Dataset excerpts:
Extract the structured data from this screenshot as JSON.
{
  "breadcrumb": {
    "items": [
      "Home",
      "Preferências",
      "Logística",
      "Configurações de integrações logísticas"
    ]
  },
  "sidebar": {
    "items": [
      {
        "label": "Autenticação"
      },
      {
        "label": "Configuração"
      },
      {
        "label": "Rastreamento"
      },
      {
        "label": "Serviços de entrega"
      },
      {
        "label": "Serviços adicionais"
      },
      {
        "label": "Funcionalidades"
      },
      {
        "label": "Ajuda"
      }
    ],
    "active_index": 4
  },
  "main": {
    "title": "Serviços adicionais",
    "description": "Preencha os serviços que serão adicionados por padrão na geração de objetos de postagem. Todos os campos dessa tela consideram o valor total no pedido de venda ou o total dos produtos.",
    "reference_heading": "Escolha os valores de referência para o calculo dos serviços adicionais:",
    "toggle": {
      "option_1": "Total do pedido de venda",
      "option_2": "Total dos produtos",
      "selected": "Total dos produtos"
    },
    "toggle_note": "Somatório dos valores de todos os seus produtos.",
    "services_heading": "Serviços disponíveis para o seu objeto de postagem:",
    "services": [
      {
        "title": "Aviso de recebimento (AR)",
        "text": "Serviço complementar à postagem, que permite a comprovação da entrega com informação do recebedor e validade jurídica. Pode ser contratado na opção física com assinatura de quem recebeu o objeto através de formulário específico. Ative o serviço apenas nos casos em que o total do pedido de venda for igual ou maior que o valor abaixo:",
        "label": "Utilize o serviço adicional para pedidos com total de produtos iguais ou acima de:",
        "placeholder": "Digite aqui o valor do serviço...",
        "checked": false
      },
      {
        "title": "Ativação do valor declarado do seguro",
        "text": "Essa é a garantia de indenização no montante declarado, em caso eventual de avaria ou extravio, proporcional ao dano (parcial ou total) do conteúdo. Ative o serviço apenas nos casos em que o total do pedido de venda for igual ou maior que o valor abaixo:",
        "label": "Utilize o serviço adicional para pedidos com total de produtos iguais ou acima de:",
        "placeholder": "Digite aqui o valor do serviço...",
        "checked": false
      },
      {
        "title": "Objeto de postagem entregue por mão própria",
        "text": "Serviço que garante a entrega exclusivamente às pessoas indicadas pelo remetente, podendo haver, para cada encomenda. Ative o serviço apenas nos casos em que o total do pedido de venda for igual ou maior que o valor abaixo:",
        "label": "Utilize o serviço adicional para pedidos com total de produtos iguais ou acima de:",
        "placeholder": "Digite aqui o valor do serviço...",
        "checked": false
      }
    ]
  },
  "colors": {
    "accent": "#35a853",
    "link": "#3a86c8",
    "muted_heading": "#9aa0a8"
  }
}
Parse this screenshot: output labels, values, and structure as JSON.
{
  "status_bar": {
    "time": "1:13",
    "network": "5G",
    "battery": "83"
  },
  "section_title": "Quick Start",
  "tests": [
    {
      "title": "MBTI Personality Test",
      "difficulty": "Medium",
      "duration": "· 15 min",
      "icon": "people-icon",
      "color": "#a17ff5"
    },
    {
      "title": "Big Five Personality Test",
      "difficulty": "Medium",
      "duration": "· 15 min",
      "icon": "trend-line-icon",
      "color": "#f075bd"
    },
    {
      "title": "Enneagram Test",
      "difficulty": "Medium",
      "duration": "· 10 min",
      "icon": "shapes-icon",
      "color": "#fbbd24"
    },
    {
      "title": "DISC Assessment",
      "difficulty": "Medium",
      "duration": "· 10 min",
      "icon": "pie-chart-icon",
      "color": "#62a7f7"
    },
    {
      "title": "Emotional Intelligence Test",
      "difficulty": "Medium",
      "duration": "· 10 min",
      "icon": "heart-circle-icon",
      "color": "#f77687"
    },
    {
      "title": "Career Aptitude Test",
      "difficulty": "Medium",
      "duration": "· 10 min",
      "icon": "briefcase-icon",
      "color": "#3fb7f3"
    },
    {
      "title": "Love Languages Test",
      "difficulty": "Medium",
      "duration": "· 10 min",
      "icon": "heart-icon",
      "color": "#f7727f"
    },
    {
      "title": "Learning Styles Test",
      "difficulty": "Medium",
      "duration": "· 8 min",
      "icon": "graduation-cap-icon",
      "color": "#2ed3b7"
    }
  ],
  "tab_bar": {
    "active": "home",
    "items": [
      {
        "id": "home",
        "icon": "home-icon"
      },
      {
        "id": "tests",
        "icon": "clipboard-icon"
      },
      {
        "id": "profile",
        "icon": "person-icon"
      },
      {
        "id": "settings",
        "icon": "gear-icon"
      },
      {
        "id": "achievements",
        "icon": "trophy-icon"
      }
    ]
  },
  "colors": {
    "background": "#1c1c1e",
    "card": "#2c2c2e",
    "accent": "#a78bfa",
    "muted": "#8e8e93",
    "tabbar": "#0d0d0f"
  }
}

• [WORK REQUIRED]: Transcribe the records above exactly, but only from the line that contains "Parse this screenshot: output" through their final line, inclusive.

• [EXERCISE OUTPUT]:
Parse this screenshot: output labels, values, and structure as JSON.
{
  "status_bar": {
    "time": "1:13",
    "network": "5G",
    "battery": "83"
  },
  "section_title": "Quick Start",
  "tests": [
    {
      "title": "MBTI Personality Test",
      "difficulty": "Medium",
      "duration": "· 15 min",
      "icon": "people-icon",
      "color": "#a17ff5"
    },
    {
      "title": "Big Five Personality Test",
      "difficulty": "Medium",
      "duration": "· 15 min",
      "icon": "trend-line-icon",
      "color": "#f075bd"
    },
    {
      "title": "Enneagram Test",
      "difficulty": "Medium",
      "duration": "· 10 min",
      "icon": "shapes-icon",
      "color": "#fbbd24"
    },
    {
      "title": "DISC Assessment",
      "difficulty": "Medium",
      "duration": "· 10 min",
      "icon": "pie-chart-icon",
      "color": "#62a7f7"
    },
    {
      "title": "Emotional Intelligence Test",
      "difficulty": "Medium",
      "duration": "· 10 min",
      "icon": "heart-circle-icon",
      "color": "#f77687"
    },
    {
      "title": "Career Aptitude Test",
      "difficulty": "Medium",
      "duration": "· 10 min",
      "icon": "briefcase-icon",
      "color": "#3fb7f3"
    },
    {
      "title": "Love Languages Test",
      "difficulty": "Medium",
      "duration": "· 10 min",
      "icon": "heart-icon",
      "color": "#f7727f"
    },
    {
      "title": "Learning Styles Test",
      "difficulty": "Medium",
      "duration": "· 8 min",
      "icon": "graduation-cap-icon",
      "color": "#2ed3b7"
    }
  ],
  "tab_bar": {
    "active": "home",
    "items": [
      {
        "id": "home",
        "icon": "home-icon"
      },
      {
        "id": "tests",
        "icon": "clipboard-icon"
      },
      {
        "id": "profile",
        "icon": "person-icon"
      },
      {
        "id": "settings",
        "icon": "gear-icon"
      },
      {
        "id": "achievements",
        "icon": "trophy-icon"
      }
    ]
  },
  "colors": {
    "background": "#1c1c1e",
    "card": "#2c2c2e",
    "accent": "#a78bfa",
    "muted": "#8e8e93",
    "tabbar": "#0d0d0f"
  }
}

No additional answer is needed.